(Stored data)
START

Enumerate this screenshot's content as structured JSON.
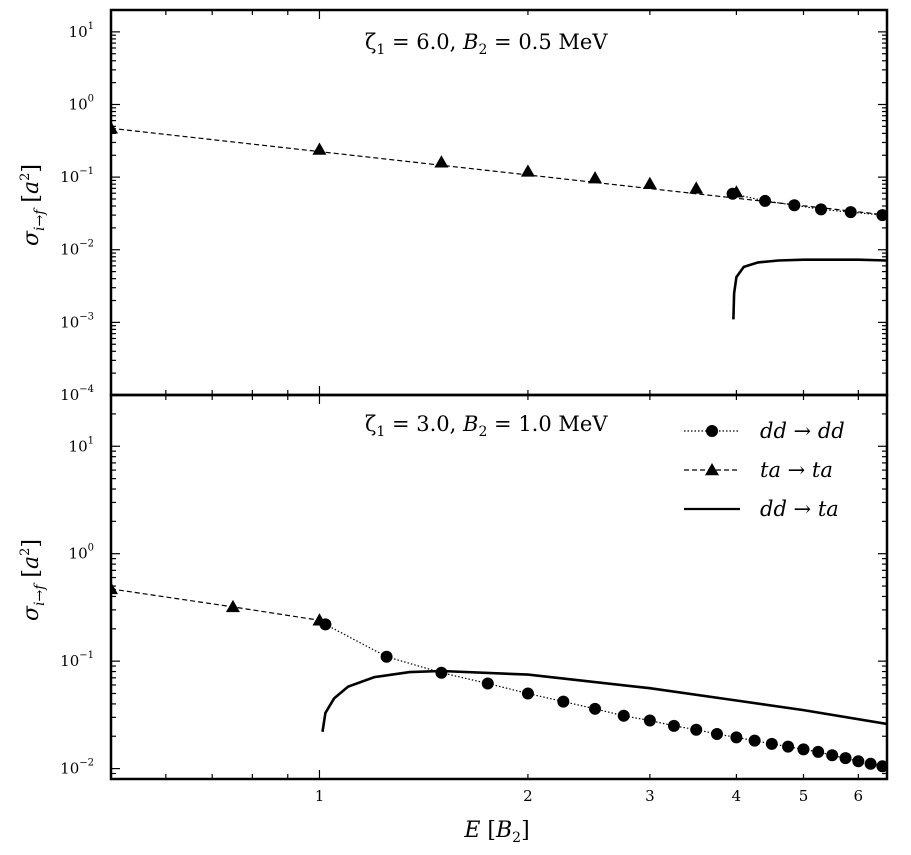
{
  "chart_data": [
    {
      "type": "line",
      "xscale": "log",
      "yscale": "log",
      "xlim": [
        0.5,
        6.6
      ],
      "ylim": [
        0.0001,
        20
      ],
      "ylabel": "σ_{i→f}  [a²]",
      "annotation": "ζ1 = 6.0, B2 = 0.5 MeV",
      "yticks": [
        {
          "base": "10",
          "exp": "1"
        },
        {
          "base": "10",
          "exp": "0"
        },
        {
          "base": "10",
          "exp": "−1"
        },
        {
          "base": "10",
          "exp": "−2"
        },
        {
          "base": "10",
          "exp": "−3"
        },
        {
          "base": "10",
          "exp": "−4"
        }
      ],
      "series": [
        {
          "name": "dd → dd",
          "style": "dotted",
          "marker": "circle",
          "x": [
            3.95,
            4.4,
            4.85,
            5.3,
            5.85,
            6.5
          ],
          "y": [
            0.059,
            0.047,
            0.041,
            0.036,
            0.033,
            0.03
          ]
        },
        {
          "name": "ta → ta",
          "style": "dashed",
          "marker": "triangle",
          "x": [
            0.5,
            1.0,
            1.5,
            2.0,
            2.5,
            3.0,
            3.5,
            4.0
          ],
          "y": [
            0.47,
            0.24,
            0.16,
            0.12,
            0.097,
            0.081,
            0.07,
            0.062
          ],
          "line_x": [
            0.5,
            6.6
          ],
          "line_y": [
            0.47,
            0.03
          ]
        },
        {
          "name": "dd → ta",
          "style": "solid",
          "marker": "none",
          "x": [
            3.96,
            3.97,
            4.0,
            4.1,
            4.3,
            4.6,
            5.0,
            5.5,
            6.0,
            6.6
          ],
          "y": [
            0.0011,
            0.0025,
            0.0042,
            0.0058,
            0.0067,
            0.0071,
            0.0073,
            0.0073,
            0.0073,
            0.0071
          ]
        }
      ]
    },
    {
      "type": "line",
      "xscale": "log",
      "yscale": "log",
      "xlim": [
        0.5,
        6.6
      ],
      "ylim": [
        0.008,
        30
      ],
      "xlabel": "E   [B₂]",
      "ylabel": "σ_{i→f}  [a²]",
      "annotation": "ζ1 = 3.0, B2 = 1.0 MeV",
      "xticks": [
        "1",
        "2",
        "3",
        "4",
        "5",
        "6"
      ],
      "xtick_values": [
        1,
        2,
        3,
        4,
        5,
        6
      ],
      "yticks": [
        {
          "base": "10",
          "exp": "1"
        },
        {
          "base": "10",
          "exp": "0"
        },
        {
          "base": "10",
          "exp": "−1"
        },
        {
          "base": "10",
          "exp": "−2"
        }
      ],
      "legend": {
        "position": "top-right",
        "entries": [
          "dd → dd",
          "ta → ta",
          "dd → ta"
        ]
      },
      "series": [
        {
          "name": "dd → dd",
          "style": "dotted",
          "marker": "circle",
          "x": [
            1.02,
            1.25,
            1.5,
            1.75,
            2.0,
            2.25,
            2.5,
            2.75,
            3.0,
            3.25,
            3.5,
            3.75,
            4.0,
            4.25,
            4.5,
            4.75,
            5.0,
            5.25,
            5.5,
            5.75,
            6.0,
            6.25,
            6.5
          ],
          "y": [
            0.22,
            0.11,
            0.078,
            0.062,
            0.05,
            0.042,
            0.036,
            0.031,
            0.028,
            0.025,
            0.023,
            0.021,
            0.0195,
            0.0182,
            0.017,
            0.016,
            0.0151,
            0.0143,
            0.0133,
            0.0125,
            0.0117,
            0.0111,
            0.0105
          ]
        },
        {
          "name": "ta → ta",
          "style": "dashed",
          "marker": "triangle",
          "x": [
            0.5,
            0.75,
            1.0
          ],
          "y": [
            0.47,
            0.32,
            0.24
          ]
        },
        {
          "name": "dd → ta",
          "style": "solid",
          "marker": "none",
          "x": [
            1.01,
            1.02,
            1.05,
            1.1,
            1.2,
            1.35,
            1.5,
            2.0,
            3.0,
            4.0,
            5.0,
            6.6
          ],
          "y": [
            0.022,
            0.033,
            0.045,
            0.058,
            0.071,
            0.079,
            0.081,
            0.075,
            0.056,
            0.043,
            0.035,
            0.026
          ]
        }
      ]
    }
  ]
}
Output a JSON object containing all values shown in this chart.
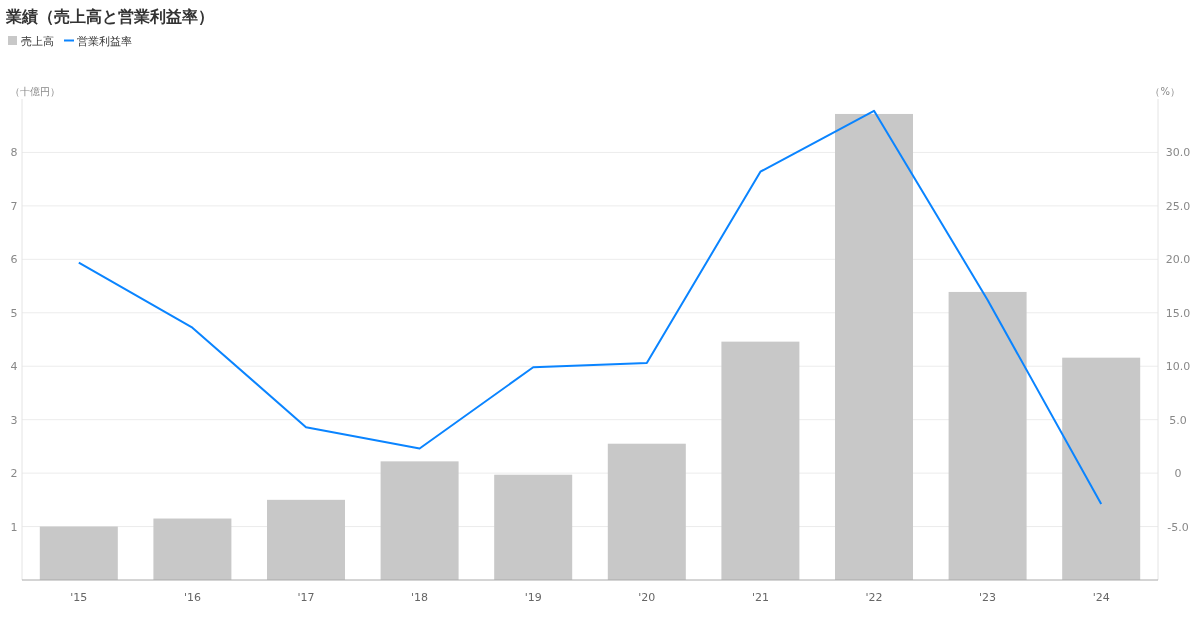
{
  "chart_data": {
    "type": "bar",
    "title": "業績（売上高と営業利益率）",
    "categories": [
      "'15",
      "'16",
      "'17",
      "'18",
      "'19",
      "'20",
      "'21",
      "'22",
      "'23",
      "'24"
    ],
    "series": [
      {
        "name": "売上高",
        "color": "#c8c8c8",
        "values": [
          1.0,
          1.15,
          1.5,
          2.22,
          1.97,
          2.55,
          4.46,
          8.72,
          5.39,
          4.16
        ]
      },
      {
        "name": "営業利益率",
        "type": "line",
        "axis": "y2",
        "color": "#0a84ff",
        "values": [
          19.7,
          13.6,
          4.3,
          2.3,
          9.9,
          10.3,
          28.2,
          33.9,
          16.2,
          -2.9
        ]
      }
    ],
    "ylabel": "（十億円）",
    "y2label": "（%）",
    "ylim": [
      0,
      9
    ],
    "yticks": [
      1,
      2,
      3,
      4,
      5,
      6,
      7,
      8
    ],
    "y2lim": [
      -10,
      35
    ],
    "y2ticks": [
      {
        "value": -5,
        "label": "-5.0"
      },
      0,
      {
        "value": 5,
        "label": "5.0"
      },
      {
        "value": 10,
        "label": "10.0"
      },
      {
        "value": 15,
        "label": "15.0"
      },
      {
        "value": 20,
        "label": "20.0"
      },
      {
        "value": 25,
        "label": "25.0"
      },
      {
        "value": 30,
        "label": "30.0"
      }
    ],
    "grid": "y",
    "legend": "top left",
    "marker": "none",
    "line_style": "solid"
  }
}
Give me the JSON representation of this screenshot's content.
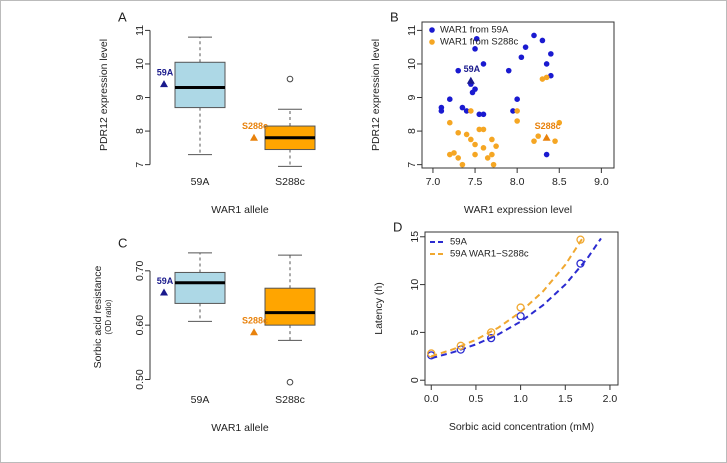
{
  "chart_data": [
    {
      "type": "box",
      "panel": "A",
      "ylabel": "PDR12 expression level",
      "xlabel": "WAR1 allele",
      "categories": [
        "59A",
        "S288c"
      ],
      "ylim": [
        6.9,
        11.25
      ],
      "yticks": [
        7,
        8,
        9,
        10,
        11
      ],
      "box_colors": [
        "#add8e6",
        "#ffa500"
      ],
      "boxes": [
        {
          "whislo": 7.3,
          "q1": 8.7,
          "med": 9.3,
          "q3": 10.05,
          "whishi": 10.8,
          "fliers": []
        },
        {
          "whislo": 6.95,
          "q1": 7.45,
          "med": 7.8,
          "q3": 8.15,
          "whishi": 8.65,
          "fliers": [
            9.55
          ]
        }
      ],
      "markers": [
        {
          "label": "59A",
          "value": 9.4,
          "color": "#1a1a8c"
        },
        {
          "label": "S288c",
          "value": 7.8,
          "color": "#e8820c"
        }
      ]
    },
    {
      "type": "scatter",
      "panel": "B",
      "ylabel": "PDR12 expression level",
      "xlabel": "WAR1 expression level",
      "xlim": [
        6.87,
        9.15
      ],
      "xticks": [
        {
          "value": 7.0,
          "label": "7.0"
        },
        {
          "value": 7.5,
          "label": "7.5"
        },
        {
          "value": 8.0,
          "label": "8.0"
        },
        {
          "value": 8.5,
          "label": "8.5"
        },
        {
          "value": 9.0,
          "label": "9.0"
        }
      ],
      "ylim": [
        6.9,
        11.25
      ],
      "yticks": [
        7,
        8,
        9,
        10,
        11
      ],
      "legend": "top-left",
      "series": [
        {
          "name": "WAR1 from 59A",
          "color": "#1a1ad0",
          "x": [
            7.1,
            7.1,
            7.2,
            7.3,
            7.35,
            7.4,
            7.45,
            7.47,
            7.5,
            7.52,
            7.5,
            7.55,
            7.6,
            7.6,
            7.9,
            7.95,
            8.0,
            8.05,
            8.1,
            8.2,
            8.3,
            8.35,
            8.35,
            8.4,
            8.4
          ],
          "values": [
            8.6,
            8.7,
            8.95,
            9.8,
            8.7,
            8.6,
            9.4,
            9.15,
            10.45,
            10.75,
            9.25,
            8.5,
            8.5,
            10.0,
            9.8,
            8.6,
            8.95,
            10.2,
            10.5,
            10.85,
            10.7,
            10.0,
            7.3,
            9.65,
            10.3
          ]
        },
        {
          "name": "WAR1 from S288c",
          "color": "#f5a623",
          "x": [
            7.2,
            7.2,
            7.25,
            7.3,
            7.35,
            7.3,
            7.4,
            7.45,
            7.45,
            7.5,
            7.5,
            7.55,
            7.6,
            7.6,
            7.65,
            7.7,
            7.7,
            7.72,
            7.75,
            8.0,
            8.0,
            8.2,
            8.25,
            8.3,
            8.35,
            8.45,
            8.5
          ],
          "values": [
            8.25,
            7.3,
            7.35,
            7.2,
            7.0,
            7.95,
            7.9,
            7.75,
            8.6,
            7.3,
            7.6,
            8.05,
            7.5,
            8.05,
            7.2,
            7.3,
            7.75,
            7.0,
            7.55,
            8.3,
            8.6,
            7.7,
            7.85,
            9.55,
            9.6,
            7.7,
            8.25
          ]
        }
      ],
      "markers": [
        {
          "label": "59A",
          "x": 7.45,
          "value": 9.5,
          "color": "#1a1a8c"
        },
        {
          "label": "S288c",
          "x": 8.35,
          "value": 7.8,
          "color": "#e8820c"
        }
      ]
    },
    {
      "type": "box",
      "panel": "C",
      "ylabel": "Sorbic acid resistance",
      "ylabel2": "(OD ratio)",
      "xlabel": "WAR1 allele",
      "categories": [
        "59A",
        "S288c"
      ],
      "ylim": [
        0.488,
        0.742
      ],
      "yticks": [
        {
          "value": 0.5,
          "label": "0.50"
        },
        {
          "value": 0.6,
          "label": "0.60"
        },
        {
          "value": 0.7,
          "label": "0.70"
        }
      ],
      "box_colors": [
        "#add8e6",
        "#ffa500"
      ],
      "boxes": [
        {
          "whislo": 0.607,
          "q1": 0.64,
          "med": 0.678,
          "q3": 0.697,
          "whishi": 0.733,
          "fliers": []
        },
        {
          "whislo": 0.572,
          "q1": 0.6,
          "med": 0.623,
          "q3": 0.668,
          "whishi": 0.729,
          "fliers": [
            0.495
          ]
        }
      ],
      "markers": [
        {
          "label": "59A",
          "value": 0.66,
          "color": "#1a1a8c"
        },
        {
          "label": "S288c",
          "value": 0.587,
          "color": "#e8820c"
        }
      ]
    },
    {
      "type": "line",
      "panel": "D",
      "ylabel": "Latency (h)",
      "xlabel": "Sorbic acid concentration (mM)",
      "xlim": [
        -0.07,
        2.09
      ],
      "xticks": [
        {
          "value": 0.0,
          "label": "0.0"
        },
        {
          "value": 0.5,
          "label": "0.5"
        },
        {
          "value": 1.0,
          "label": "1.0"
        },
        {
          "value": 1.5,
          "label": "1.5"
        },
        {
          "value": 2.0,
          "label": "2.0"
        }
      ],
      "ylim": [
        -0.5,
        15.5
      ],
      "yticks": [
        0,
        5,
        10,
        15
      ],
      "legend": "top-left",
      "series": [
        {
          "name": "59A",
          "color": "#2b2bd0",
          "x": [
            0,
            0.33,
            0.67,
            1.0,
            1.67
          ],
          "values": [
            2.6,
            3.2,
            4.4,
            6.7,
            12.2
          ],
          "fit_x": [
            0,
            0.25,
            0.5,
            0.75,
            1.0,
            1.25,
            1.5,
            1.75,
            1.9
          ],
          "fit_values": [
            2.3,
            2.94,
            3.75,
            4.79,
            6.13,
            7.83,
            10.0,
            12.78,
            14.83
          ]
        },
        {
          "name": "59A WAR1−S288c",
          "color": "#f0a830",
          "x": [
            0,
            0.33,
            0.67,
            1.0,
            1.67
          ],
          "values": [
            2.8,
            3.6,
            5.0,
            7.6,
            14.7
          ],
          "fit_x": [
            0,
            0.25,
            0.5,
            0.75,
            1.0,
            1.25,
            1.5,
            1.7
          ],
          "fit_values": [
            2.5,
            3.25,
            4.23,
            5.49,
            7.14,
            9.28,
            12.07,
            14.95
          ]
        }
      ]
    }
  ]
}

END

**Given task:**
In the listing, find each line with the string "from" and copy it.

**Answer in full:**
          "name": "WAR1 from 59A",
          "name": "WAR1 from S288c",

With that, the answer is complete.